GOAL OF THE EXERCISE
Scan the entries below and count the lines holding the string "investment". Supply only the number.

RECORDS SHOWN
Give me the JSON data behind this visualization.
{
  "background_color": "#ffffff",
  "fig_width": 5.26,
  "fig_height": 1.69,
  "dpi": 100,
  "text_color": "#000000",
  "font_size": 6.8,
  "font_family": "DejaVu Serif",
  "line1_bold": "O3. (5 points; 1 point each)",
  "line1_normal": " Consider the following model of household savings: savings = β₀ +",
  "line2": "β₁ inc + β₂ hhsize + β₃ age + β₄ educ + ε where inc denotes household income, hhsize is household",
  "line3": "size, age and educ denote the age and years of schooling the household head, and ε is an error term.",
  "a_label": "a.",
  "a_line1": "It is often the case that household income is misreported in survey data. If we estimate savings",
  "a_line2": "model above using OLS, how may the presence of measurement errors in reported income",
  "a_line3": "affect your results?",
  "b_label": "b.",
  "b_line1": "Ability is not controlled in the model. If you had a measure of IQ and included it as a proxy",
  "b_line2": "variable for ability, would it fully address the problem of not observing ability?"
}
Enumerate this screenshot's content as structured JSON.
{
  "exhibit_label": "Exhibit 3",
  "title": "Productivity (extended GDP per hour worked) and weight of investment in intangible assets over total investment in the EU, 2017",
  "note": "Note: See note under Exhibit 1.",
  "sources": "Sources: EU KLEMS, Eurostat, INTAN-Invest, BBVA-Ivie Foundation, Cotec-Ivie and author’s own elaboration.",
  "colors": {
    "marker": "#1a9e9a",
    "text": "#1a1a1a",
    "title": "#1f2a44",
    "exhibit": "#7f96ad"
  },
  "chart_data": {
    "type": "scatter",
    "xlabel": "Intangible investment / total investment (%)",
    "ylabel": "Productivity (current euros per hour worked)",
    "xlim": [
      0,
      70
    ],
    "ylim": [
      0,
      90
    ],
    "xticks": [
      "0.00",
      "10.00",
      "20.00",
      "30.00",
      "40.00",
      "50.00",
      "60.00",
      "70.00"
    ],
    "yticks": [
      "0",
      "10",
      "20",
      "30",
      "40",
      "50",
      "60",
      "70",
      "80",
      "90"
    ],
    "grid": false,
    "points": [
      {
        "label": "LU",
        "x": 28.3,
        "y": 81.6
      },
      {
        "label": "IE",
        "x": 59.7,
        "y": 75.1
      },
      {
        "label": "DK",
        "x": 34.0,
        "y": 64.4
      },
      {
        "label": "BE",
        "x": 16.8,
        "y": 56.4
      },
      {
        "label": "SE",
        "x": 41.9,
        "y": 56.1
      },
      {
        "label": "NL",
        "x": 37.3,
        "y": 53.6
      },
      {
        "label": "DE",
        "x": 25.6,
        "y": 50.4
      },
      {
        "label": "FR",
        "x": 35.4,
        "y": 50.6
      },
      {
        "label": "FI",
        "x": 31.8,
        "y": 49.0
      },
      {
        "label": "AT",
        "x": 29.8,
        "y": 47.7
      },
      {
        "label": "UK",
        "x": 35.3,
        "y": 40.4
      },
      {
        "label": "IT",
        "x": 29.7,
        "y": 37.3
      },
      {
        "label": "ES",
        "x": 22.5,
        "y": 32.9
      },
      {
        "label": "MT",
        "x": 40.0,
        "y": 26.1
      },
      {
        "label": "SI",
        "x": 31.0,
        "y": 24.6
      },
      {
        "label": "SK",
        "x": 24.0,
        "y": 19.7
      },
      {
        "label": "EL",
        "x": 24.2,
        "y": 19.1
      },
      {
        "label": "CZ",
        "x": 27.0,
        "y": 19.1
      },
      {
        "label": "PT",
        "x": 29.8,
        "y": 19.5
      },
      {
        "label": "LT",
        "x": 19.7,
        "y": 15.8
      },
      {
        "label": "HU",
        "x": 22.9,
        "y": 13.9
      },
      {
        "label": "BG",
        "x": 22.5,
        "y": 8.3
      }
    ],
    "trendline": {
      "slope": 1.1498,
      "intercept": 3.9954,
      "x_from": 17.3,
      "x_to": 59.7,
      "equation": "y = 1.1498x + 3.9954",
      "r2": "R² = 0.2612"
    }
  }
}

WRITTEN SOLUTION
2